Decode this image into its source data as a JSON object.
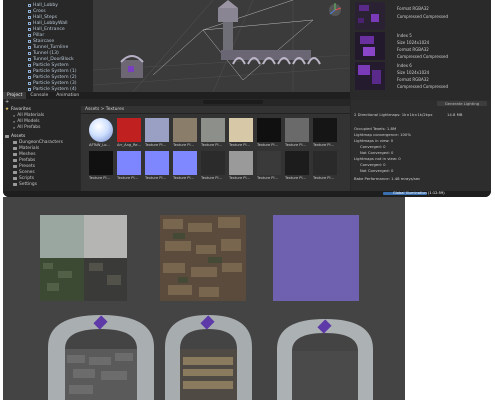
{
  "hierarchy": {
    "items": [
      "Hall_Lobby",
      "Cross",
      "Hall_Steps",
      "Hall_LobbyWall",
      "Hall_Entrance",
      "Pillar",
      "Staircase",
      "Tunnel_Turnline",
      "Tunnel (13)",
      "Tunnel_DoorBlock",
      "Particle System",
      "Particle System (1)",
      "Particle System (2)",
      "Particle System (3)",
      "Particle System (4)"
    ]
  },
  "bottom_tabs": [
    "Project",
    "Console",
    "Animation"
  ],
  "favorites": {
    "header": "Favorites",
    "items": [
      "All Materials",
      "All Models",
      "All Prefabs"
    ]
  },
  "assets_tree": {
    "header": "Assets",
    "items": [
      "DungeonCharacters",
      "Materials",
      "Meshes",
      "Prefabs",
      "Presets",
      "Scenes",
      "Scripts",
      "Settings"
    ]
  },
  "asset_path": "Assets > Textures",
  "assets": [
    {
      "label": "AFTsW_Lo...",
      "kind": "sphere",
      "color": "#cfe0ff"
    },
    {
      "label": "Arr_Ang_Re...",
      "kind": "flat",
      "color": "#c02020"
    },
    {
      "label": "Texture Pl...",
      "kind": "flat",
      "color": "#9aa0c4"
    },
    {
      "label": "Texture Pl...",
      "kind": "flat",
      "color": "#8a7d6a"
    },
    {
      "label": "Texture Pl...",
      "kind": "flat",
      "color": "#8d8f8a"
    },
    {
      "label": "Texture Pl...",
      "kind": "flat",
      "color": "#d7c9a8"
    },
    {
      "label": "Texture Pl...",
      "kind": "flat",
      "color": "#101010"
    },
    {
      "label": "Texture Pl...",
      "kind": "flat",
      "color": "#6a6a6a"
    },
    {
      "label": "Texture Pl...",
      "kind": "flat",
      "color": "#151515"
    },
    {
      "label": "Texture Pl...",
      "kind": "flat",
      "color": "#111111"
    },
    {
      "label": "Texture Pl...",
      "kind": "flat",
      "color": "#7d86ff"
    },
    {
      "label": "Texture Pl...",
      "kind": "flat",
      "color": "#7f87ff"
    },
    {
      "label": "Texture Pl...",
      "kind": "flat",
      "color": "#8088ff"
    },
    {
      "label": "Texture Pl...",
      "kind": "flat",
      "color": "#2b2b2b"
    },
    {
      "label": "Texture Pl...",
      "kind": "flat",
      "color": "#9a9a9a"
    },
    {
      "label": "Texture Pl...",
      "kind": "flat",
      "color": "#3a3a3a"
    },
    {
      "label": "Texture Pl...",
      "kind": "flat",
      "color": "#1c1c1c"
    },
    {
      "label": "Texture Pl...",
      "kind": "flat",
      "color": "#2a2a2a"
    }
  ],
  "inspector": {
    "entries": [
      {
        "lines": [
          "Format RGBA32",
          "Compressed Compressed"
        ]
      },
      {
        "lines": [
          "Index 5",
          "Size 1024x1024",
          "Format RGBA32",
          "Compressed Compressed"
        ]
      },
      {
        "lines": [
          "Index 6",
          "Size 1024x1024",
          "Format RGBA32",
          "Compressed Compressed"
        ]
      }
    ]
  },
  "lighting": {
    "button": "Generate Lighting",
    "rows": [
      "2 Directional Lightmaps: 1k×1k×1k/2kpx",
      "Occupied Texels: 1.8M",
      "Lightmap convergence: 100%",
      "Lightmaps in view: 0",
      "Converged: 0",
      "Not Converged: 0",
      "Lightmaps not in view: 0",
      "Converged: 0",
      "Not Converged: 0",
      "Bake Performance: 1.48 mrays/sec"
    ],
    "size_label": "14.8 MB"
  },
  "status": {
    "text": "Global Illumination (1:12:59)"
  },
  "lower_preview": {
    "description_visible": false
  }
}
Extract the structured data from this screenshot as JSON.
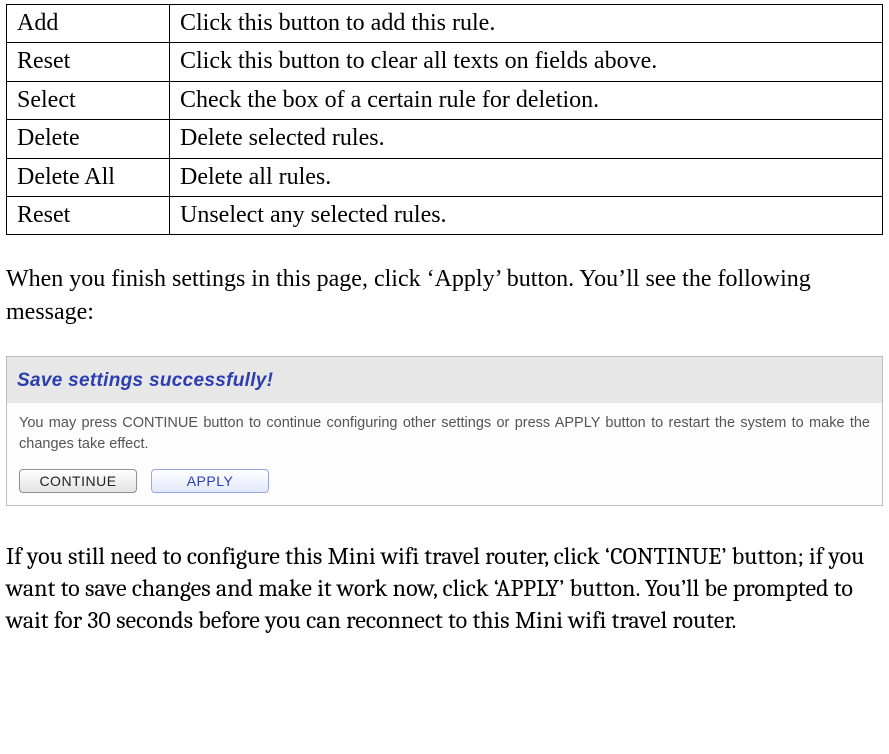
{
  "table": {
    "rows": [
      {
        "term": "Add",
        "desc": "Click this button to add this rule."
      },
      {
        "term": "Reset",
        "desc": "Click this button to clear all texts on fields above."
      },
      {
        "term": "Select",
        "desc": "Check the box of a certain rule for deletion."
      },
      {
        "term": "Delete",
        "desc": "Delete selected rules."
      },
      {
        "term": "Delete All",
        "desc": "Delete all rules."
      },
      {
        "term": "Reset",
        "desc": "Unselect any selected rules."
      }
    ]
  },
  "para1": "When you finish settings in this page, click ‘Apply’ button. You’ll see the following message:",
  "panel": {
    "title": "Save settings successfully!",
    "message": "You may press CONTINUE button to continue configuring other settings or press APPLY button to restart the system to make the changes take effect.",
    "continue_label": "CONTINUE",
    "apply_label": "APPLY"
  },
  "para2": "If you still need to configure this Mini wifi travel router, click ‘CONTINUE’ button; if you want to save changes and make it work now, click ‘APPLY’ button. You’ll be prompted to wait for 30 seconds before you can reconnect to this Mini wifi travel router."
}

****************************************

◆ Your instructions: Report how many lines of the entries hold the word "JSON". Nothing else is needed.

◆ Output for this exercise: 2